* _WRITTEN REQUEST_
Transcribe every entry word for word, leaving out all images.

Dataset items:
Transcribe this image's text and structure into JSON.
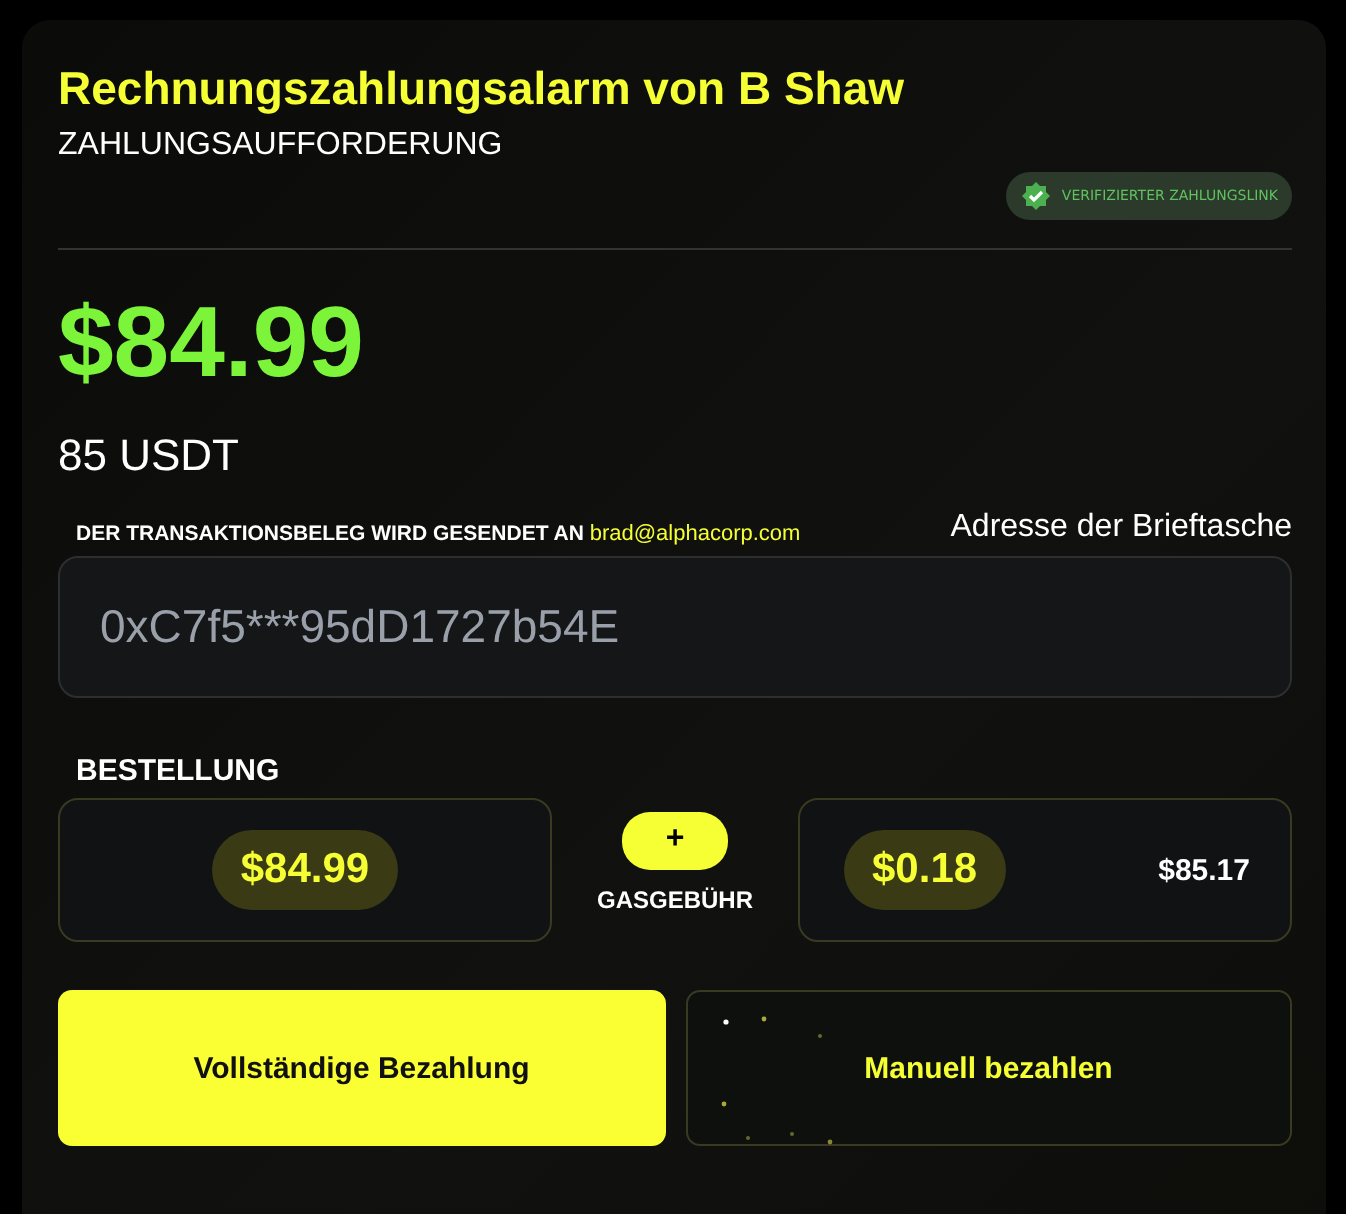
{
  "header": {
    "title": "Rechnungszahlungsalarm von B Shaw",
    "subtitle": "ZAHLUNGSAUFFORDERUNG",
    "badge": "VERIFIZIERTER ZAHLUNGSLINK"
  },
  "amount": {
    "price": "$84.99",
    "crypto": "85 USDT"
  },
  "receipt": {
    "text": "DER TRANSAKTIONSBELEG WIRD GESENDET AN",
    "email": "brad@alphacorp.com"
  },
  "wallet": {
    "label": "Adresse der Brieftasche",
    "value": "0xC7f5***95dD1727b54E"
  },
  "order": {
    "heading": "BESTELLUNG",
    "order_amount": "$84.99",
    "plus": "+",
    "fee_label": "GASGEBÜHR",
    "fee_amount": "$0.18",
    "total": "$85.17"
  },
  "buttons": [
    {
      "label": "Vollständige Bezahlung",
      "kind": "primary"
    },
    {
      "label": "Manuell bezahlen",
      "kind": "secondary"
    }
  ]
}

* _FULL OUTPUT_
Transcribe this image's text and structure into JSON.
{
  "header": {
    "title": "Rechnungszahlungsalarm von B Shaw",
    "subtitle": "ZAHLUNGSAUFFORDERUNG",
    "badge": "VERIFIZIERTER ZAHLUNGSLINK"
  },
  "amount": {
    "price": "$84.99",
    "crypto": "85 USDT"
  },
  "receipt": {
    "text": "DER TRANSAKTIONSBELEG WIRD GESENDET AN",
    "email": "brad@alphacorp.com"
  },
  "wallet": {
    "label": "Adresse der Brieftasche",
    "value": "0xC7f5***95dD1727b54E"
  },
  "order": {
    "heading": "BESTELLUNG",
    "order_amount": "$84.99",
    "plus": "+",
    "fee_label": "GASGEBÜHR",
    "fee_amount": "$0.18",
    "total": "$85.17"
  },
  "buttons": [
    {
      "label": "Vollständige Bezahlung",
      "kind": "primary"
    },
    {
      "label": "Manuell bezahlen",
      "kind": "secondary"
    }
  ]
}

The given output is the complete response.